Entries for layout elements:
* * *
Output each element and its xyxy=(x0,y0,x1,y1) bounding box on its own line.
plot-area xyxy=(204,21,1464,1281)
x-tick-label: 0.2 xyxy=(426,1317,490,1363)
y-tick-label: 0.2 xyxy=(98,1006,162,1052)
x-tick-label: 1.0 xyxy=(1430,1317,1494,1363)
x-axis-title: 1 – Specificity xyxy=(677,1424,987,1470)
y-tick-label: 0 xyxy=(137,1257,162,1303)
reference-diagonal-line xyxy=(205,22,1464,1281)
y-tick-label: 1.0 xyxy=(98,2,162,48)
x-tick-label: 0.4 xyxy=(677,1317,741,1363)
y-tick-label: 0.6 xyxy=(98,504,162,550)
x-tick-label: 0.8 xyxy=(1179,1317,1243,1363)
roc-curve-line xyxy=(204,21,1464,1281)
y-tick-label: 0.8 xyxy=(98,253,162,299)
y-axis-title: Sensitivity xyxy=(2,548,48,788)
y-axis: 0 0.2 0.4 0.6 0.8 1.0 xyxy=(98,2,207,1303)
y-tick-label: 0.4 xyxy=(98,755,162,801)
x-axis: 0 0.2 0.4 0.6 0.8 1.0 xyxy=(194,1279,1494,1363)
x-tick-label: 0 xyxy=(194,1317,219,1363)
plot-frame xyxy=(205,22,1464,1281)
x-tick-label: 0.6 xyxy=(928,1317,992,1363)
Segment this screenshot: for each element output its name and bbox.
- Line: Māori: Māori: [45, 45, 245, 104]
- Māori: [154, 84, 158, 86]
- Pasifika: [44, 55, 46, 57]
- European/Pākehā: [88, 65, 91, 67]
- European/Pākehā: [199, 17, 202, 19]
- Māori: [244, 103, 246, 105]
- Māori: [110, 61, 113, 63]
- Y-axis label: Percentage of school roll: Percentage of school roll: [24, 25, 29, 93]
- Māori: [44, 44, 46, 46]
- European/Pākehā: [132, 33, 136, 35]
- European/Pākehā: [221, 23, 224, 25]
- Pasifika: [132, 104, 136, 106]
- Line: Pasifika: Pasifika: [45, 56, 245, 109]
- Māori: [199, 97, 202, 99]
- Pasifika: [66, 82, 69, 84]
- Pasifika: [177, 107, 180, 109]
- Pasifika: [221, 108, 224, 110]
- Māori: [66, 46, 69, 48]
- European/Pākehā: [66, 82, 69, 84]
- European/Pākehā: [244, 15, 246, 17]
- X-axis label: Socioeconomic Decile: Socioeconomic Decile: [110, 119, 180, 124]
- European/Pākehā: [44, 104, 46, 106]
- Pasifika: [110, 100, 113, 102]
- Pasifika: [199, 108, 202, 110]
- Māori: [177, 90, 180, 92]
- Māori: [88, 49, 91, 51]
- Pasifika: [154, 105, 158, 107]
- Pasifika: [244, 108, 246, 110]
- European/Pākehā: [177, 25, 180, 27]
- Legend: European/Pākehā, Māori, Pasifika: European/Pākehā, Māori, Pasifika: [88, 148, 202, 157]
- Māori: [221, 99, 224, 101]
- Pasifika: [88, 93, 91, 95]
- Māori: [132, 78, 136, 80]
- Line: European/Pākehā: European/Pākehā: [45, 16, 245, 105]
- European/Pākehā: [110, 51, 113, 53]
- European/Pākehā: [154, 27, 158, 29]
* * *
DIRECTIONS FOR THIS TASK:
Could you give every line of the material above as a numbered list, with blank lines left out?

COMPLETED TASK:
1. Output each element and its xyxy=(x0,y0,x1,y1) bounding box on its own line.
2. plot-area xyxy=(204,21,1464,1281)
3. x-tick-label: 0.2 xyxy=(426,1317,490,1363)
4. y-tick-label: 0.2 xyxy=(98,1006,162,1052)
5. x-tick-label: 1.0 xyxy=(1430,1317,1494,1363)
6. x-axis-title: 1 – Specificity xyxy=(677,1424,987,1470)
7. y-tick-label: 0 xyxy=(137,1257,162,1303)
8. reference-diagonal-line xyxy=(205,22,1464,1281)
9. y-tick-label: 1.0 xyxy=(98,2,162,48)
10. x-tick-label: 0.4 xyxy=(677,1317,741,1363)
11. y-tick-label: 0.6 xyxy=(98,504,162,550)
12. x-tick-label: 0.8 xyxy=(1179,1317,1243,1363)
13. roc-curve-line xyxy=(204,21,1464,1281)
14. y-tick-label: 0.8 xyxy=(98,253,162,299)
15. y-axis-title: Sensitivity xyxy=(2,548,48,788)
16. y-axis: 0 0.2 0.4 0.6 0.8 1.0 xyxy=(98,2,207,1303)
17. y-tick-label: 0.4 xyxy=(98,755,162,801)
18. x-axis: 0 0.2 0.4 0.6 0.8 1.0 xyxy=(194,1279,1494,1363)
19. x-tick-label: 0 xyxy=(194,1317,219,1363)
20. plot-frame xyxy=(205,22,1464,1281)
21. x-tick-label: 0.6 xyxy=(928,1317,992,1363)
22. Segment this screenshot: for each element output its name and bbox.
23. - Line: Māori: Māori: [45, 45, 245, 104]
24. - Māori: [154, 84, 158, 86]
25. - Pasifika: [44, 55, 46, 57]
26. - European/Pākehā: [88, 65, 91, 67]
27. - European/Pākehā: [199, 17, 202, 19]
28. - Māori: [244, 103, 246, 105]
29. - Māori: [110, 61, 113, 63]
30. - Y-axis label: Percentage of school roll: Percentage of school roll: [24, 25, 29, 93]
31. - Māori: [44, 44, 46, 46]
32. - European/Pākehā: [132, 33, 136, 35]
33. - European/Pākehā: [221, 23, 224, 25]
34. - Pasifika: [132, 104, 136, 106]
35. - Line: Pasifika: Pasifika: [45, 56, 245, 109]
36. - Māori: [199, 97, 202, 99]
37. - Pasifika: [66, 82, 69, 84]
38. - Pasifika: [177, 107, 180, 109]
39. - Pasifika: [221, 108, 224, 110]
40. - Māori: [66, 46, 69, 48]
41. - European/Pākehā: [66, 82, 69, 84]
42. - European/Pākehā: [244, 15, 246, 17]
43. - X-axis label: Socioeconomic Decile: Socioeconomic Decile: [110, 119, 180, 124]
44. - European/Pākehā: [44, 104, 46, 106]
45. - Pasifika: [110, 100, 113, 102]
46. - Pasifika: [199, 108, 202, 110]
47. - Māori: [177, 90, 180, 92]
48. - Māori: [88, 49, 91, 51]
49. - Pasifika: [154, 105, 158, 107]
50. - Pasifika: [244, 108, 246, 110]
51. - European/Pākehā: [177, 25, 180, 27]
52. - Legend: European/Pākehā, Māori, Pasifika: European/Pākehā, Māori, Pasifika: [88, 148, 202, 157]
53. - Māori: [221, 99, 224, 101]
54. - Pasifika: [88, 93, 91, 95]
55. - Māori: [132, 78, 136, 80]
56. - Line: European/Pākehā: European/Pākehā: [45, 16, 245, 105]
57. - European/Pākehā: [110, 51, 113, 53]
58. - European/Pākehā: [154, 27, 158, 29]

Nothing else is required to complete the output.